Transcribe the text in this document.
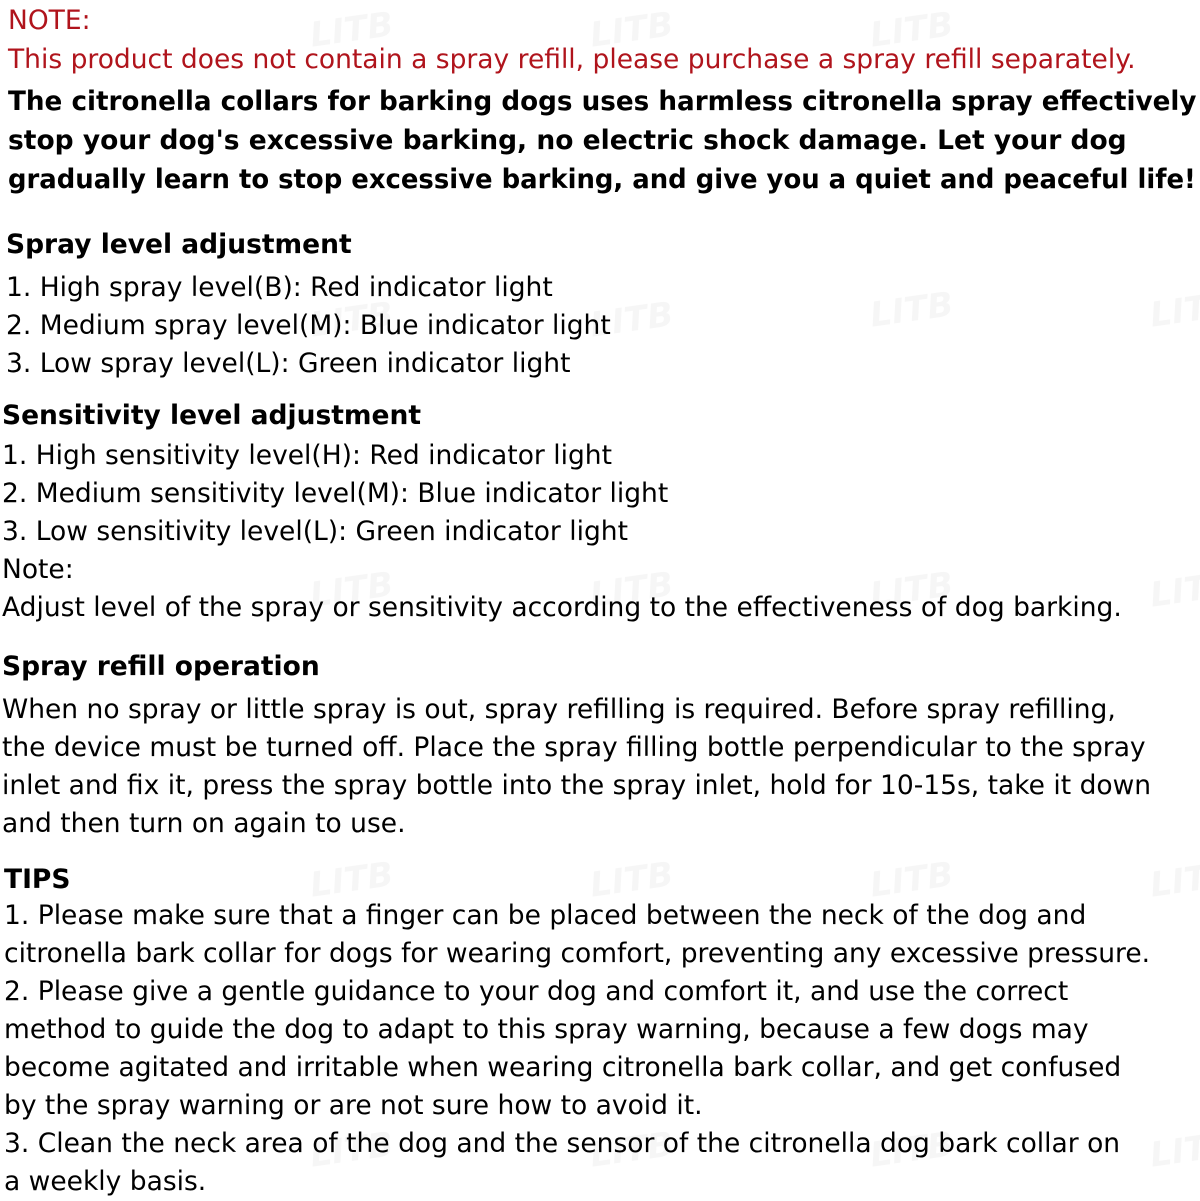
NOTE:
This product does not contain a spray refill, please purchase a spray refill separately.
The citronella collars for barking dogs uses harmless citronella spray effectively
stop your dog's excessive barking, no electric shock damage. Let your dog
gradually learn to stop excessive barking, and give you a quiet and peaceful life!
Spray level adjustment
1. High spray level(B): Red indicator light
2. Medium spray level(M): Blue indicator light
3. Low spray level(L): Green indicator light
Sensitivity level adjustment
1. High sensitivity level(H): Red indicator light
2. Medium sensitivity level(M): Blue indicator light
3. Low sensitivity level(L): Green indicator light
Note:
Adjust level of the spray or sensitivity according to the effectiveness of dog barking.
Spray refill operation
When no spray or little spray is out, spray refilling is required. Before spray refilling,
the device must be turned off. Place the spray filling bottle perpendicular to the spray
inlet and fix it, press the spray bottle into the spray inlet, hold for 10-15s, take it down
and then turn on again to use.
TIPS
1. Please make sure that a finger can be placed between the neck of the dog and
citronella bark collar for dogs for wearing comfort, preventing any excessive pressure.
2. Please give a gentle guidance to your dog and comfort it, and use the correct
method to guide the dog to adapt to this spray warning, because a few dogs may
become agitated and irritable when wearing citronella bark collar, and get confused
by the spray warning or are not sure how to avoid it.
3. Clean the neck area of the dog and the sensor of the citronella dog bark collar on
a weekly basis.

----------

EXERCISE DESCRIPTION » Copy out each line in the preceding records that contains "dogs".

RESULT FOR THIS TASK »
The citronella collars for barking dogs uses harmless citronella spray effectively
citronella bark collar for dogs for wearing comfort, preventing any excessive pressure.
method to guide the dog to adapt to this spray warning, because a few dogs may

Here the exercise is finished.